Provided records
┄┄┄┄┄┄

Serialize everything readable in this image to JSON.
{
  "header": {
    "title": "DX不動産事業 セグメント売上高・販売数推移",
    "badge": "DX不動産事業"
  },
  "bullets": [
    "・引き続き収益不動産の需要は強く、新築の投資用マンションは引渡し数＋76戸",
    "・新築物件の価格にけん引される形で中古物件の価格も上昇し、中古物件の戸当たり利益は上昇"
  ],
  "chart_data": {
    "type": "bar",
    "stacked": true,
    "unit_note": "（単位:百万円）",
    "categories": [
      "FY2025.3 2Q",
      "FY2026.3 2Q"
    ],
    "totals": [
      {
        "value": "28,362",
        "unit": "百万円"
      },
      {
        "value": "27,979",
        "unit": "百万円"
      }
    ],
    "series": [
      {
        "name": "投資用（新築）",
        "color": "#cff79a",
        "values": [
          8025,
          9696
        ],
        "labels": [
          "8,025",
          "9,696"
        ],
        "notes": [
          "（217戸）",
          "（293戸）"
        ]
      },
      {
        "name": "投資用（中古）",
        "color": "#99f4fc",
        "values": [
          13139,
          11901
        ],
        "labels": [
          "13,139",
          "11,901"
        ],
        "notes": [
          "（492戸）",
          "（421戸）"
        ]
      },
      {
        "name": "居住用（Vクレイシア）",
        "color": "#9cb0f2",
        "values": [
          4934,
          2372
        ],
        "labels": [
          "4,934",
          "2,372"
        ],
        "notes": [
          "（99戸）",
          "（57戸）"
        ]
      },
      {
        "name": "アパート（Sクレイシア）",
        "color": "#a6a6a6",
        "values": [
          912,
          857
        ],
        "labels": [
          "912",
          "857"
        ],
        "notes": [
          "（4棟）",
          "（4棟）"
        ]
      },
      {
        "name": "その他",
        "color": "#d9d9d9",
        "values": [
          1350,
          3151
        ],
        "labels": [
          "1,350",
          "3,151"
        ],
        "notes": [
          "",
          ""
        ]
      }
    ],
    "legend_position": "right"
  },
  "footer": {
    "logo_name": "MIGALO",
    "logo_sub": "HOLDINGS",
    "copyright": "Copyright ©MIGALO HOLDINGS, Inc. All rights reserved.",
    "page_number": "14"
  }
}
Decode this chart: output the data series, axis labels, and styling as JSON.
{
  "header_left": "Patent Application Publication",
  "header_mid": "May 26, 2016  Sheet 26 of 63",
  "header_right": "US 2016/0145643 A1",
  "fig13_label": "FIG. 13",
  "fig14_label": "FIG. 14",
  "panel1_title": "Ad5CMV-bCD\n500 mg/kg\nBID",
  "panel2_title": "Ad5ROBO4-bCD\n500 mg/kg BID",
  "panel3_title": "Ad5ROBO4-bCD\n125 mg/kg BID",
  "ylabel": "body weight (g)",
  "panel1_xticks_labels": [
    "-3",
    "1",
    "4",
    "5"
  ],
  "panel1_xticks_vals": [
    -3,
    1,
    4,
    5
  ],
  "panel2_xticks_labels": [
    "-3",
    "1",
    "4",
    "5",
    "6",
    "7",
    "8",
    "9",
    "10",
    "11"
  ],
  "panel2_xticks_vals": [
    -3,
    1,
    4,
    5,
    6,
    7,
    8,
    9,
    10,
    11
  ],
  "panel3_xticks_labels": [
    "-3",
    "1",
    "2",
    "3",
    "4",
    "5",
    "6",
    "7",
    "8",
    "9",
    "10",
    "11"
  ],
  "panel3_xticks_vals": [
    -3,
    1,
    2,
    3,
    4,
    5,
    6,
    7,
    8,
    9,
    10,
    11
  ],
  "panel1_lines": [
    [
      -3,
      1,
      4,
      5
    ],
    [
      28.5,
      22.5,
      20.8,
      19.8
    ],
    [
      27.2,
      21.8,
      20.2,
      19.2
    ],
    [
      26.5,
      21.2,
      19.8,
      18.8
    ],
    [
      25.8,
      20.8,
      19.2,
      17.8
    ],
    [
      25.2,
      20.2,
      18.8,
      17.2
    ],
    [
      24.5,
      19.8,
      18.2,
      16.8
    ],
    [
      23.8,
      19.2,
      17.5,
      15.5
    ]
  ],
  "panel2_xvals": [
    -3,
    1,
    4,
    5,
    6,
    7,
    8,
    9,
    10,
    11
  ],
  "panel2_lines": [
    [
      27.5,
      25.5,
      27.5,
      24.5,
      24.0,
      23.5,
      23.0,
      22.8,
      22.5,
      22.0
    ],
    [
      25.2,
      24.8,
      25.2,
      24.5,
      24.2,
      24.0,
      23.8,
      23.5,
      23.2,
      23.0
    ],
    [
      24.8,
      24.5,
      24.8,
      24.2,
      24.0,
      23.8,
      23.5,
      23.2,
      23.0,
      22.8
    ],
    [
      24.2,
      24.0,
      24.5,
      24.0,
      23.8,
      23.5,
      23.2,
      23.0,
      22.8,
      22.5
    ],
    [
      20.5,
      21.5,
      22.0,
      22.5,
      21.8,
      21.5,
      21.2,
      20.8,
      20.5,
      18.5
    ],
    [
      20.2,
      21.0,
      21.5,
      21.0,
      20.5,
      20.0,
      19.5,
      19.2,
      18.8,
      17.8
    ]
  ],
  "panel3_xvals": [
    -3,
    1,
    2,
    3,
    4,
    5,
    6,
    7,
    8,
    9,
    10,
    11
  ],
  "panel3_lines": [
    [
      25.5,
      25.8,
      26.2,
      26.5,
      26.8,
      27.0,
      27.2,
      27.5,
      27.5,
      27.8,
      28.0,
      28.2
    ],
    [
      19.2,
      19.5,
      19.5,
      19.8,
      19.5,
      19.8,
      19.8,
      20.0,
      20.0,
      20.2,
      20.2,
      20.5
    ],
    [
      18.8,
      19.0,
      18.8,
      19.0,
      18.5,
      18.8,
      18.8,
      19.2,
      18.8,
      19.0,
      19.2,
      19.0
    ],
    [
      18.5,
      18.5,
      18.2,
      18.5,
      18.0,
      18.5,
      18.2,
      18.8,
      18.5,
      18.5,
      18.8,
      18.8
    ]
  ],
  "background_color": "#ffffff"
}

┄┄┄┄┄┄

The task
From the data, collect all lines where the string "JSON" appears.

Final answer
Serialize everything readable in this image to JSON.
Decode this chart: output the data series, axis labels, and styling as JSON.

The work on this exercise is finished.